**DATA:**
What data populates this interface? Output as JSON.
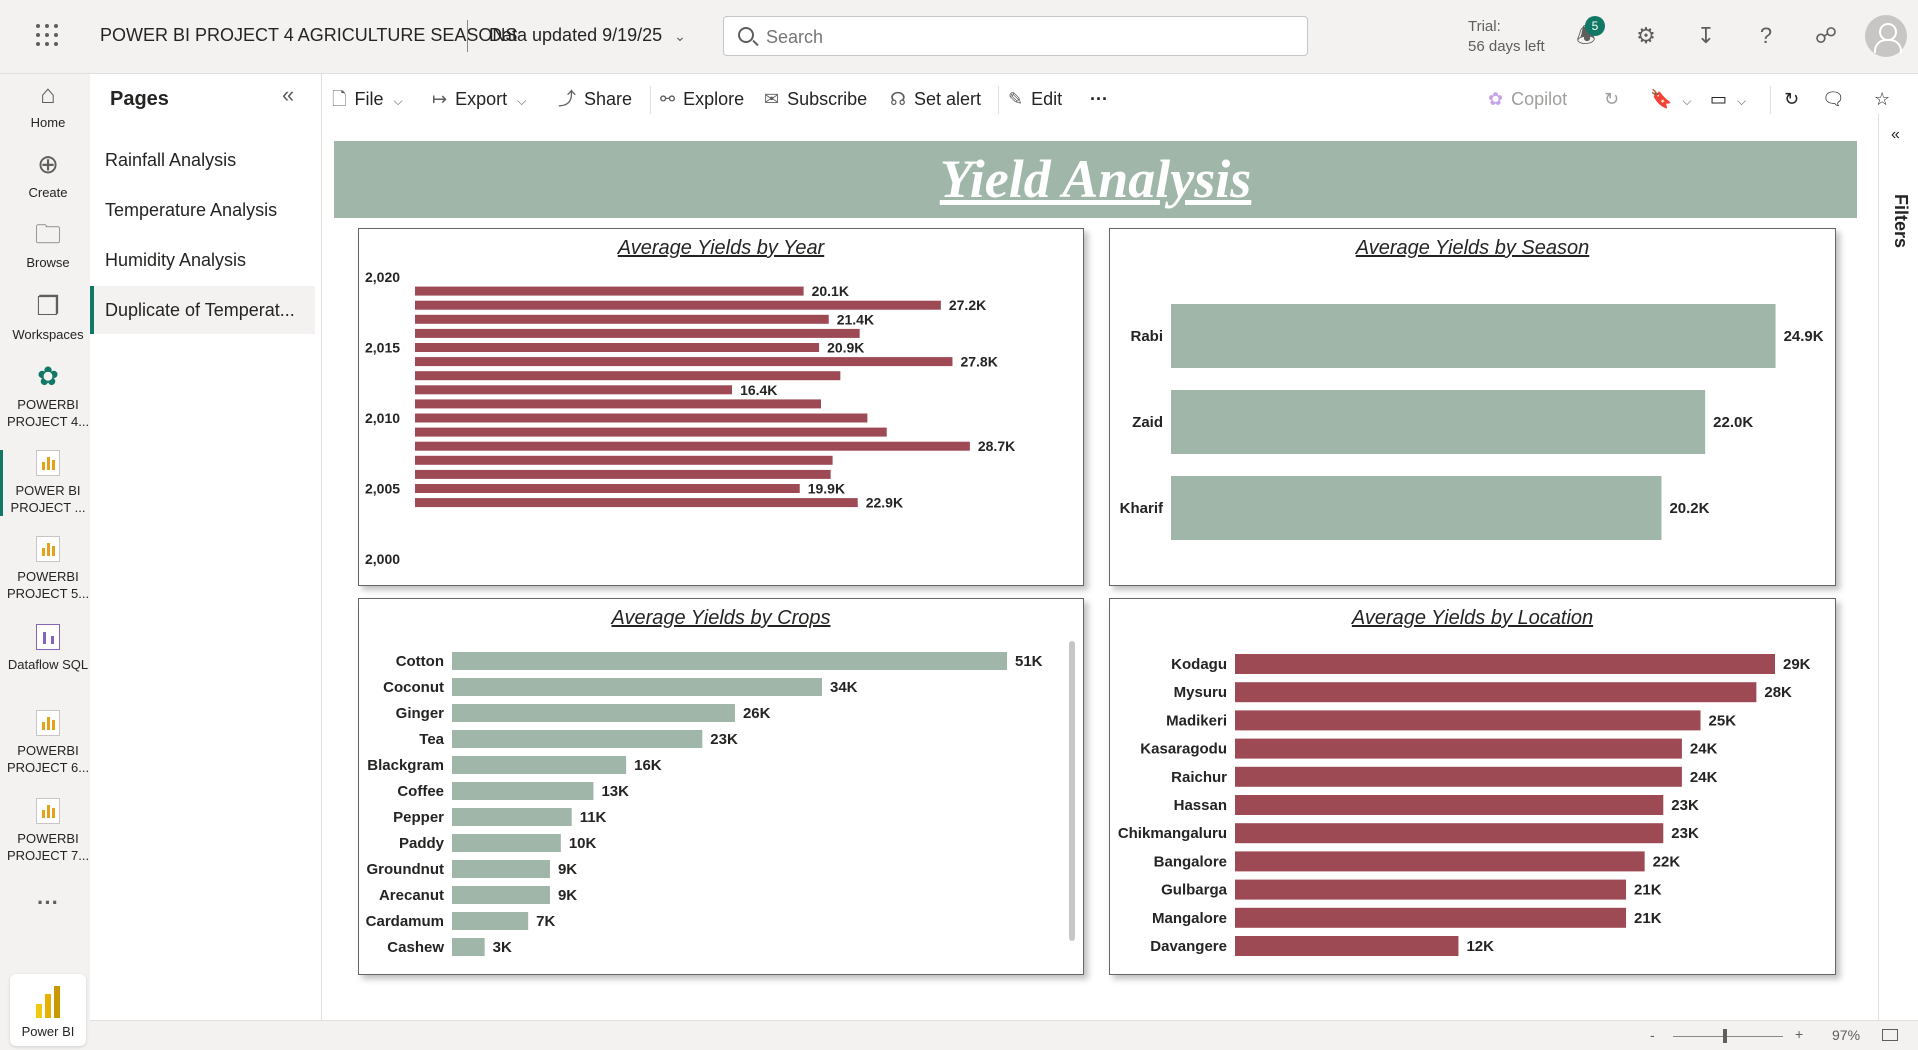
{
  "app": {
    "title": "POWER BI PROJECT 4 AGRICULTURE SEASONS",
    "data_updated": "Data updated 9/19/25",
    "search_placeholder": "Search",
    "trial_line1": "Trial:",
    "trial_line2": "56 days left",
    "notification_count": "5"
  },
  "leftnav": [
    {
      "label": "Home",
      "icon": "home-icon"
    },
    {
      "label": "Create",
      "icon": "plus-circle-icon"
    },
    {
      "label": "Browse",
      "icon": "folder-icon"
    },
    {
      "label": "Workspaces",
      "icon": "workspaces-icon"
    },
    {
      "label": "POWERBI PROJECT 4...",
      "icon": "workspace-group-icon"
    },
    {
      "label": "POWER BI PROJECT ...",
      "icon": "report-icon",
      "active": true
    },
    {
      "label": "POWERBI PROJECT 5...",
      "icon": "report-icon"
    },
    {
      "label": "Dataflow SQL",
      "icon": "dataflow-icon"
    },
    {
      "label": "POWERBI PROJECT 6...",
      "icon": "report-icon"
    },
    {
      "label": "POWERBI PROJECT 7...",
      "icon": "report-icon"
    }
  ],
  "leftnav_more": "···",
  "leftnav_brand": "Power BI",
  "pages": {
    "title": "Pages",
    "items": [
      {
        "label": "Rainfall Analysis"
      },
      {
        "label": "Temperature Analysis"
      },
      {
        "label": "Humidity Analysis"
      },
      {
        "label": "Duplicate of Temperat...",
        "active": true
      }
    ]
  },
  "toolbar": {
    "file": "File",
    "export": "Export",
    "share": "Share",
    "explore": "Explore",
    "subscribe": "Subscribe",
    "set_alert": "Set alert",
    "edit": "Edit",
    "more": "···",
    "copilot": "Copilot"
  },
  "filters_label": "Filters",
  "report": {
    "title": "Yield Analysis"
  },
  "colors": {
    "sage": "#9fb6a8",
    "maroon": "#9e4a54",
    "accent": "#117865"
  },
  "chart_data": [
    {
      "id": "year",
      "type": "bar",
      "orientation": "horizontal",
      "title": "Average Yields by Year",
      "axis_ticks": [
        "2,020",
        "2,015",
        "2,010",
        "2,005",
        "2,000"
      ],
      "ylim": [
        2000,
        2020
      ],
      "x": [
        2019,
        2018,
        2017,
        2016,
        2015,
        2014,
        2013,
        2012,
        2011,
        2010,
        2009,
        2008,
        2007,
        2006,
        2005,
        2004
      ],
      "values": [
        20100,
        27200,
        21400,
        23000,
        20900,
        27800,
        22000,
        16400,
        21000,
        23400,
        24400,
        28700,
        21600,
        21500,
        19900,
        22900
      ],
      "data_labels": [
        "20.1K",
        "27.2K",
        "21.4K",
        "",
        "20.9K",
        "27.8K",
        "",
        "16.4K",
        "",
        "",
        "",
        "28.7K",
        "",
        "",
        "19.9K",
        "22.9K"
      ],
      "color": "#9e4a54"
    },
    {
      "id": "season",
      "type": "bar",
      "orientation": "horizontal",
      "title": "Average Yields by Season",
      "categories": [
        "Rabi",
        "Zaid",
        "Kharif"
      ],
      "values": [
        24900,
        22000,
        20200
      ],
      "data_labels": [
        "24.9K",
        "22.0K",
        "20.2K"
      ],
      "color": "#9fb6a8"
    },
    {
      "id": "crops",
      "type": "bar",
      "orientation": "horizontal",
      "title": "Average Yields by Crops",
      "categories": [
        "Cotton",
        "Coconut",
        "Ginger",
        "Tea",
        "Blackgram",
        "Coffee",
        "Pepper",
        "Paddy",
        "Groundnut",
        "Arecanut",
        "Cardamum",
        "Cashew"
      ],
      "values": [
        51000,
        34000,
        26000,
        23000,
        16000,
        13000,
        11000,
        10000,
        9000,
        9000,
        7000,
        3000
      ],
      "data_labels": [
        "51K",
        "34K",
        "26K",
        "23K",
        "16K",
        "13K",
        "11K",
        "10K",
        "9K",
        "9K",
        "7K",
        "3K"
      ],
      "color": "#9fb6a8"
    },
    {
      "id": "location",
      "type": "bar",
      "orientation": "horizontal",
      "title": "Average Yields by Location",
      "categories": [
        "Kodagu",
        "Mysuru",
        "Madikeri",
        "Kasaragodu",
        "Raichur",
        "Hassan",
        "Chikmangaluru",
        "Bangalore",
        "Gulbarga",
        "Mangalore",
        "Davangere"
      ],
      "values": [
        29000,
        28000,
        25000,
        24000,
        24000,
        23000,
        23000,
        22000,
        21000,
        21000,
        12000
      ],
      "data_labels": [
        "29K",
        "28K",
        "25K",
        "24K",
        "24K",
        "23K",
        "23K",
        "22K",
        "21K",
        "21K",
        "12K"
      ],
      "color": "#9e4a54"
    }
  ],
  "status": {
    "zoom_minus": "-",
    "zoom_plus": "+",
    "zoom_level": "97%",
    "zoom_fraction": 0.45
  }
}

**SHORT PROBLEM:**
Copy each line in the data that holds the word "Analysis".

**EXERCISE SOLUTION:**
        "label": "Rainfall Analysis"
        "label": "Temperature Analysis"
        "label": "Humidity Analysis"
    "title": "Yield Analysis"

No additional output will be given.